### [APPLY WHAT YOU READ]
A. In the Michael Hudson post, what share of the nation's wealth is owned by the wealthiest 10%?
B. Carry the Michael Hudson post forward from its final sentence.

Friday, January 09, 2009

Conspiracy, not c*ck-up

Michael Hudson sees the current crisis as deliberately fomented, and intentionally anti-democratic (htp: Anon, on Nourishing Obscurity). The economic is now shading into the political:

What do you mean “failure”? Your perspective is from the bottom looking up. But the financial model has been a great success from the vantage point of the top of the economic pyramid looking down. The economy has polarized to the point where the wealthiest 10% now own 85% of the nation’s wealth. Never before have the bottom 90% been so highly indebted, so dependent on the wealthy. From their point of view, their power has exceeded that of any time in which economic statistics have been kept.

You have to realize that what they’re trying to do is to roll back the Enlightenment, roll back the moral philosophy and social values of classical political economy and its culmination in Progressive Era legislation, as well as the New Deal institutions. They’re not trying to make the economy more equal, and they’re not trying to share power. Their greed is (as Aristotle noted) infinite. So what you find to be a violation of traditional values is a re-assertion of pre-industrial, feudal values. The economy is being set back on the road to debt peonage. The Road to Serfdom is not government sponsorship of economic progress and rising living standards; it’s the dismantling of government, the dissolution of regulatory agencies, to create a new feudal-type elite.

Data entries
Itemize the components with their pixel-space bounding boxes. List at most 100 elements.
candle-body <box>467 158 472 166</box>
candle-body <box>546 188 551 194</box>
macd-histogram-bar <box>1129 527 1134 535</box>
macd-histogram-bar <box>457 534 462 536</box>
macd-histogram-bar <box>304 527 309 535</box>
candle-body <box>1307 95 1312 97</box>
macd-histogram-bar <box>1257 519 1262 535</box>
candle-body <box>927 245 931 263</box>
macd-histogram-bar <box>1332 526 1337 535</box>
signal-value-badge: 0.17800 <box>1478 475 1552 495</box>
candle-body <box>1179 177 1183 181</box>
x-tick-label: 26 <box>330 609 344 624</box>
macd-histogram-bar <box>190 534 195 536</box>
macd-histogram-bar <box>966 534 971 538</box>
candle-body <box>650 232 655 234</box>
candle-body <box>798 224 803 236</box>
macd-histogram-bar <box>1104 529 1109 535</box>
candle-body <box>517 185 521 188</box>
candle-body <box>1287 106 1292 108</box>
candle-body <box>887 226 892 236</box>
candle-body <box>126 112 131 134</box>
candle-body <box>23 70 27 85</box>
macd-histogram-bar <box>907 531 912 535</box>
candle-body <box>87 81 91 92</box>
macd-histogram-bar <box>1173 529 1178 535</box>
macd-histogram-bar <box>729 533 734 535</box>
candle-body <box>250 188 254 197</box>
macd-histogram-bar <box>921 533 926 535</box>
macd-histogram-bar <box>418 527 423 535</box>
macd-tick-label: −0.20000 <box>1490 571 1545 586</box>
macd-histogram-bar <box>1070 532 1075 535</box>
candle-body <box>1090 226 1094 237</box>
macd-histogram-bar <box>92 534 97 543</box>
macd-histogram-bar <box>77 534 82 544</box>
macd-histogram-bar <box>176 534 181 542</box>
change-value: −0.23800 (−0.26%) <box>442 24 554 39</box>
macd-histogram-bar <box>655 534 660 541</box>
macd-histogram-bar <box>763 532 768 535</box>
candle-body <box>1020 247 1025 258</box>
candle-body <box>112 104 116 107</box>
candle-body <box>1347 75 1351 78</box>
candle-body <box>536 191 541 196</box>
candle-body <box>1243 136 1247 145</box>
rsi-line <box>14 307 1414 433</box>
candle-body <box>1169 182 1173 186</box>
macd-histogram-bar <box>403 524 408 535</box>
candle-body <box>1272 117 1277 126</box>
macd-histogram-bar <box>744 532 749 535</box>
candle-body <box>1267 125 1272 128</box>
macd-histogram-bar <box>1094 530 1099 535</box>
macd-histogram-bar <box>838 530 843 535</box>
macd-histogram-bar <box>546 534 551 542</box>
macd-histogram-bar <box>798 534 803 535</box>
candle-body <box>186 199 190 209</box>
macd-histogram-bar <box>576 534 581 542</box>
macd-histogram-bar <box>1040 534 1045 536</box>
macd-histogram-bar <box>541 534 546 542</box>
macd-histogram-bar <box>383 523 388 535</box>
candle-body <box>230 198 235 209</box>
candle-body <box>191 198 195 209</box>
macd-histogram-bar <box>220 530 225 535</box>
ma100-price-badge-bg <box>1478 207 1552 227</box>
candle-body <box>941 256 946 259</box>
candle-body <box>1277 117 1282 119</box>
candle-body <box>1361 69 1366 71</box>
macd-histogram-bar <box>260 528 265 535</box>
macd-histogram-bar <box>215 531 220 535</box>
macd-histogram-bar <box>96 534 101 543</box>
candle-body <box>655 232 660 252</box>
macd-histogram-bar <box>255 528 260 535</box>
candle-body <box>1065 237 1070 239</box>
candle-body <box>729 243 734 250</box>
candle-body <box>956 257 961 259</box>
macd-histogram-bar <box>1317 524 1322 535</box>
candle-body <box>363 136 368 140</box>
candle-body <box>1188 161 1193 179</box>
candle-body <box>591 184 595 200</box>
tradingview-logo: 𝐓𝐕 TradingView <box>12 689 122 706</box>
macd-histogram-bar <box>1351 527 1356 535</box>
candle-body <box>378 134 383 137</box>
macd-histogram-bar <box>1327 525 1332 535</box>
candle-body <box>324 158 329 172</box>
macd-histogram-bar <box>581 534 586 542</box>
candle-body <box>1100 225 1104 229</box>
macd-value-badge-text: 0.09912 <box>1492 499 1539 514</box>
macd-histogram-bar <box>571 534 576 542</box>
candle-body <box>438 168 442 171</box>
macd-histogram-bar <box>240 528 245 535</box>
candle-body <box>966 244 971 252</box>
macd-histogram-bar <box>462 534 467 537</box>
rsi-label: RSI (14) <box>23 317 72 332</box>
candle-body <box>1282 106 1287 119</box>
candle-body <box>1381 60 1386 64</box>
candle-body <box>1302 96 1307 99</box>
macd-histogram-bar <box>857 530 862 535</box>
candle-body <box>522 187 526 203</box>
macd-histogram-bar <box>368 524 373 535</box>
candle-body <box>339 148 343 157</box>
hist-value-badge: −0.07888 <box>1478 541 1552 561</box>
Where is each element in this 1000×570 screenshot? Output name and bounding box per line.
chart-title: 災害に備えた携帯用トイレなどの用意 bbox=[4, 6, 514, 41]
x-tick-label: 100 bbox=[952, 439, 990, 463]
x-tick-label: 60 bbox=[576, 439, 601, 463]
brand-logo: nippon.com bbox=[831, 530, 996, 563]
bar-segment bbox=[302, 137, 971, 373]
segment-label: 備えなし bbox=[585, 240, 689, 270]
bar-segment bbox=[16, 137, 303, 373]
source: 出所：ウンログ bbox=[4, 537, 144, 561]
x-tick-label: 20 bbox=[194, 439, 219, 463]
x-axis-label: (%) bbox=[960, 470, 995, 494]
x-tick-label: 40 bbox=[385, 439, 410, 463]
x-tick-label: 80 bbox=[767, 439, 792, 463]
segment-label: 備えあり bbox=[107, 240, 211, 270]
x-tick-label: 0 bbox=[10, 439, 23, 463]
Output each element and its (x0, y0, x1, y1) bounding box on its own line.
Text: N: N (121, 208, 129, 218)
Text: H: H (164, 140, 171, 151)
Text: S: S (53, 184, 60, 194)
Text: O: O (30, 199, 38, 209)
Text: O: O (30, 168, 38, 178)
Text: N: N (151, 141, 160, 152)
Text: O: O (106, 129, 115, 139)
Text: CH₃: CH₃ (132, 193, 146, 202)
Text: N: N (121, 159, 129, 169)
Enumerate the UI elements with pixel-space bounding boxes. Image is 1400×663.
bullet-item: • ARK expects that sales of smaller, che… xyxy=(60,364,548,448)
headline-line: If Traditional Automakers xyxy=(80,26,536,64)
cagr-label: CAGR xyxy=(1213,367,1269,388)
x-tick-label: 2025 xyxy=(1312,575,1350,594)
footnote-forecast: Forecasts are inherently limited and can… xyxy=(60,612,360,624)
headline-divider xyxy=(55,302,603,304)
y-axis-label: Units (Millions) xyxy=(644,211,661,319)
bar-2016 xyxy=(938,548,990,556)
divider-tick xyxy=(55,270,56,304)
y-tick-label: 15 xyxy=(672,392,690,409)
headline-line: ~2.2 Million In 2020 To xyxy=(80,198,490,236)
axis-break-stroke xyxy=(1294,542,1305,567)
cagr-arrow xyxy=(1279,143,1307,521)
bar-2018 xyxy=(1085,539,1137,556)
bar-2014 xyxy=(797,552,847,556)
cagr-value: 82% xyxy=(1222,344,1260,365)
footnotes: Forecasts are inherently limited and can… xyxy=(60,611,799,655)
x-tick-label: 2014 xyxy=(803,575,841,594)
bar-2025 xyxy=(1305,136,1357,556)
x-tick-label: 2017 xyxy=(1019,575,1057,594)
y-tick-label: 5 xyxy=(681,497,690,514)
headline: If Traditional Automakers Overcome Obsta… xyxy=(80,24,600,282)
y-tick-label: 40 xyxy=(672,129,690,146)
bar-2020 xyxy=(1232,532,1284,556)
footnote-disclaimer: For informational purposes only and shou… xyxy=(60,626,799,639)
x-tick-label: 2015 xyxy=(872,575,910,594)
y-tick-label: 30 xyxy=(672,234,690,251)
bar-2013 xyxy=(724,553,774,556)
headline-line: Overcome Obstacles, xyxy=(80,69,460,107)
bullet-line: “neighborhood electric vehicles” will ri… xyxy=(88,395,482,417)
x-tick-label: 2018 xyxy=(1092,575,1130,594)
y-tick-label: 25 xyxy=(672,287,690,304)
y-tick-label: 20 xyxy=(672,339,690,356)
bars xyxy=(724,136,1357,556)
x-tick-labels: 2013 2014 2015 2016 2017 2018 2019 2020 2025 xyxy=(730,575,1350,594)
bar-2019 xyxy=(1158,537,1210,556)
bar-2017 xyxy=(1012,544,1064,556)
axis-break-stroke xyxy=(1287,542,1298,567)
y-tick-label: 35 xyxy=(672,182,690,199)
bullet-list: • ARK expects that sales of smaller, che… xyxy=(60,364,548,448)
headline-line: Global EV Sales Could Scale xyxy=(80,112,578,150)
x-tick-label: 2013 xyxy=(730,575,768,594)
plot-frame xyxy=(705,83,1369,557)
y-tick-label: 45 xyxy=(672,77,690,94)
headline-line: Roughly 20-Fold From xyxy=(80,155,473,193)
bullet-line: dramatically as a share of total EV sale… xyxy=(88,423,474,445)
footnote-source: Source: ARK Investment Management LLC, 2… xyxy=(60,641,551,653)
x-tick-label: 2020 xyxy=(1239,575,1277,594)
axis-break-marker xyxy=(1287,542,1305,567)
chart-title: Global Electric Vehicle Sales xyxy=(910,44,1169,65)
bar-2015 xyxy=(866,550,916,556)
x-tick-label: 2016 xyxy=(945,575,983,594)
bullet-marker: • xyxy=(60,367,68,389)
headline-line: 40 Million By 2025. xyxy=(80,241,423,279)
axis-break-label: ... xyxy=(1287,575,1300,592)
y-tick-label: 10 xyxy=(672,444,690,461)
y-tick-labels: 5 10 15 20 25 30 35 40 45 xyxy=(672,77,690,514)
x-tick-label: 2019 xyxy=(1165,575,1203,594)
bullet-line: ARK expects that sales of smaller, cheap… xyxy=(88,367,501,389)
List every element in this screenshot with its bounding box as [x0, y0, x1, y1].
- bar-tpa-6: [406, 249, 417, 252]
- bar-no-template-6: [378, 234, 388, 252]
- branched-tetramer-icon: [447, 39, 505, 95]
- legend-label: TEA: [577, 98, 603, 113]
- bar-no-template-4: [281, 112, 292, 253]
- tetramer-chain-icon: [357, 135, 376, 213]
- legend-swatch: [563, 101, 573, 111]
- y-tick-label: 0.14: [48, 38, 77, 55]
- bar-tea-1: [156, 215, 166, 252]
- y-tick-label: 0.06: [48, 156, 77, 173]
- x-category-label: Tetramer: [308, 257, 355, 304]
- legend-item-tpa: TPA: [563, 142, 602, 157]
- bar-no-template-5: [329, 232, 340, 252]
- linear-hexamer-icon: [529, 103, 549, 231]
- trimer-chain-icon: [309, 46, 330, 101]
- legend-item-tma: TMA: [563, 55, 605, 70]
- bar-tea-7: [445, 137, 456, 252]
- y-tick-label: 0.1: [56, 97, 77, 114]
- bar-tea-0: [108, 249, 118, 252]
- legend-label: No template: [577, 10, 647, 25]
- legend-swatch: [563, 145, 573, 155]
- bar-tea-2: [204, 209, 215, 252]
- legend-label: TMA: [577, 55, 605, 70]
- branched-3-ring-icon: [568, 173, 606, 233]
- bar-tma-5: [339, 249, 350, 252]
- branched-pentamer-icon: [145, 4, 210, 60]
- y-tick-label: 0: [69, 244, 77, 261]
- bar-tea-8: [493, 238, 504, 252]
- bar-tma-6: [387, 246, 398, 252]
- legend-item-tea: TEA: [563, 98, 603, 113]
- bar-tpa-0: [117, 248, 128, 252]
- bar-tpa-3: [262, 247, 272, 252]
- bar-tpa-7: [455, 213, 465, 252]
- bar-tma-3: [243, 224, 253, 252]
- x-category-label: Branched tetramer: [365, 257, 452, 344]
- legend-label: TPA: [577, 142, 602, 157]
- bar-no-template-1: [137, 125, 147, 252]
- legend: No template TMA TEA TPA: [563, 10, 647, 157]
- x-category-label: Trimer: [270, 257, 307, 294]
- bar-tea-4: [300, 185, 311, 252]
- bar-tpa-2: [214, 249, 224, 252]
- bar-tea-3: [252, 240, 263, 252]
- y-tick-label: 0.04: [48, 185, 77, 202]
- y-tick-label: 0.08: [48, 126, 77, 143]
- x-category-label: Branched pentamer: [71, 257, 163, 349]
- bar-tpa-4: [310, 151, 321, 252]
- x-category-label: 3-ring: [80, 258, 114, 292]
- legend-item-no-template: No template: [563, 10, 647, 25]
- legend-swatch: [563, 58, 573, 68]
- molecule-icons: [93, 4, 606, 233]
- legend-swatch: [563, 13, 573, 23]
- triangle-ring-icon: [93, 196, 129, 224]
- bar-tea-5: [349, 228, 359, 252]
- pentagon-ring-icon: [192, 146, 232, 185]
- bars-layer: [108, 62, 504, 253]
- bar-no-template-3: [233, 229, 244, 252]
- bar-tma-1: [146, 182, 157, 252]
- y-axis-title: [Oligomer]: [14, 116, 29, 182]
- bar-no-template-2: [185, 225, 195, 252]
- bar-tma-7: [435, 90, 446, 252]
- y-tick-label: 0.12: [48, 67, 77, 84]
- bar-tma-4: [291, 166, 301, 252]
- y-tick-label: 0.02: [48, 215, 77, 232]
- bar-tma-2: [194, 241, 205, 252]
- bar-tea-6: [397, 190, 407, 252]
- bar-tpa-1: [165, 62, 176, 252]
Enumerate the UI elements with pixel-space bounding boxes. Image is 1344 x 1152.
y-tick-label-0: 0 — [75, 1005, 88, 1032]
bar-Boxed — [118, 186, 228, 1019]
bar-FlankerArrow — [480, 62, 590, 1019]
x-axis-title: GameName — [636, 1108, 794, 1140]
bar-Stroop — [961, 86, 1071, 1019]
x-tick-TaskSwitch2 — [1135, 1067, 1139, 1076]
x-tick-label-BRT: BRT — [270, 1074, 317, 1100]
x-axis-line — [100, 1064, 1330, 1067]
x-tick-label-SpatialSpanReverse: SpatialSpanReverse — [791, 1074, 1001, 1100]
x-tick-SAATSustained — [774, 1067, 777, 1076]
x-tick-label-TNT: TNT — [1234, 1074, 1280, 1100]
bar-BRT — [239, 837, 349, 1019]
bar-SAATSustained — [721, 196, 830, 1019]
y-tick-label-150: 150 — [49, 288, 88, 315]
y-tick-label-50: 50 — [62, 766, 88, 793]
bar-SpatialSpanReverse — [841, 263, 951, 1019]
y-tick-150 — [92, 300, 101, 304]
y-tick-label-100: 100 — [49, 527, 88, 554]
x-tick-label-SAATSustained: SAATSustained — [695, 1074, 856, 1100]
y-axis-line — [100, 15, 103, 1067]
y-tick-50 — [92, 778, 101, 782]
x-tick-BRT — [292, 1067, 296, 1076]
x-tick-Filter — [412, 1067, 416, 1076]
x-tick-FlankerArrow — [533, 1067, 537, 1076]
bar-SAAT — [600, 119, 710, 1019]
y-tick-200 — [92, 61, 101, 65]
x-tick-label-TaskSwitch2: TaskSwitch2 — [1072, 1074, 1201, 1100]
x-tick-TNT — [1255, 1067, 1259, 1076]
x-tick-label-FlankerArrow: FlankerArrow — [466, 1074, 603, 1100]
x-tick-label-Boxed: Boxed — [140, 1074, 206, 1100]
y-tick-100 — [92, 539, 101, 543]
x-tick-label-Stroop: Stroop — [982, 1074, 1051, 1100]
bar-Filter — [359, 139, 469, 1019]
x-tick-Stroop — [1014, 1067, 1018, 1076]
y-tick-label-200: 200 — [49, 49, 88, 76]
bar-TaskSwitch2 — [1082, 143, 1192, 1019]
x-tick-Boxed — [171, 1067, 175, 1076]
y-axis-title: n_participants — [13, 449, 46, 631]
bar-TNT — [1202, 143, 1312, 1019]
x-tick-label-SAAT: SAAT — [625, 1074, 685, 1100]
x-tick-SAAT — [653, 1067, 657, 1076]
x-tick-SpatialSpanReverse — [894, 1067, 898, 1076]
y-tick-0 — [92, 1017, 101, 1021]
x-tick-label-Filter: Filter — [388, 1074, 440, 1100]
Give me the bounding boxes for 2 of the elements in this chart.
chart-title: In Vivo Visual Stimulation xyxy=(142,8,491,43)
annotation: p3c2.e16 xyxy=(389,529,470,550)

### [ANSWERS BY ITEM NUMBER]
A. The wealthiest 10% own 85% of the nation's wealth.

B.
Meanwhile, Karl Denninger makes his case for the perpetrators of the credit crunch to be penalized under the US laws relating to mail fraud.

4 comments:

Paddington said...

And the rich will bring themselves down with the rest of us. The economy depends on a lot of technology, which in turn depends on education. Hurt that system enough (which is what the government has done in the US and the UK), and the whole of civilization collapses.

AntiCitizenOne said...

We're in this mess precisely because of Progressive Era legislation, as well as the New Deal institutions.

You can't "share" productivity by state extortion, you only destroy it.

Sackerson said...

I hear the New Deal was permitted because it looked as though the alternative was social breakdown followed by communism.

James Higham said...

Relating to mail fraud - that's a good angle.